**REQUIRED TASK:**
Would you return the complete listing below word for word?

>> Start

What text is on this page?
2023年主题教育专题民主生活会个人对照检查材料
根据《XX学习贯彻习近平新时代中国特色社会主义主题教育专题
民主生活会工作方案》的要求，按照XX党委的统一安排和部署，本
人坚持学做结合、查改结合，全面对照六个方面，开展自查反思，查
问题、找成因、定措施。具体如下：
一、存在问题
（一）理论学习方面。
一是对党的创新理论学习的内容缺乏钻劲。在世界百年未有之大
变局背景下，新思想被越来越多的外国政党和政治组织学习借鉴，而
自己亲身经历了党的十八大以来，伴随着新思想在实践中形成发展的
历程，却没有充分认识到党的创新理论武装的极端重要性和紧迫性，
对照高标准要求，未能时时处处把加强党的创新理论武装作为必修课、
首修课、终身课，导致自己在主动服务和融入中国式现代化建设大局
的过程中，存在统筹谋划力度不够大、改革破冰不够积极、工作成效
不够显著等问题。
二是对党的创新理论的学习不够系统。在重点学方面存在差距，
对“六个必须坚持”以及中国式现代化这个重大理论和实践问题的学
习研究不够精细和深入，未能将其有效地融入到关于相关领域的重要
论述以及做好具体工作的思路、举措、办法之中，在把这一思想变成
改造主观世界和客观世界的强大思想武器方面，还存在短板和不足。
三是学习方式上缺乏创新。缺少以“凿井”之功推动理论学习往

>> End

**EXERCISE RESULT:**
What text is on this page?
2023年主题教育专题民主生活会个人对照检查材料
根据《XX学习贯彻习近平新时代中国特色社会主义主题教育专题
民主生活会工作方案》的要求，按照XX党委的统一安排和部署，本
人坚持学做结合、查改结合，全面对照六个方面，开展自查反思，查
问题、找成因、定措施。具体如下：
一、存在问题
（一）理论学习方面。
一是对党的创新理论学习的内容缺乏钻劲。在世界百年未有之大
变局背景下，新思想被越来越多的外国政党和政治组织学习借鉴，而
自己亲身经历了党的十八大以来，伴随着新思想在实践中形成发展的
历程，却没有充分认识到党的创新理论武装的极端重要性和紧迫性，
对照高标准要求，未能时时处处把加强党的创新理论武装作为必修课、
首修课、终身课，导致自己在主动服务和融入中国式现代化建设大局
的过程中，存在统筹谋划力度不够大、改革破冰不够积极、工作成效
不够显著等问题。
二是对党的创新理论的学习不够系统。在重点学方面存在差距，
对“六个必须坚持”以及中国式现代化这个重大理论和实践问题的学
习研究不够精细和深入，未能将其有效地融入到关于相关领域的重要
论述以及做好具体工作的思路、举措、办法之中，在把这一思想变成
改造主观世界和客观世界的强大思想武器方面，还存在短板和不足。
三是学习方式上缺乏创新。缺少以“凿井”之功推动理论学习往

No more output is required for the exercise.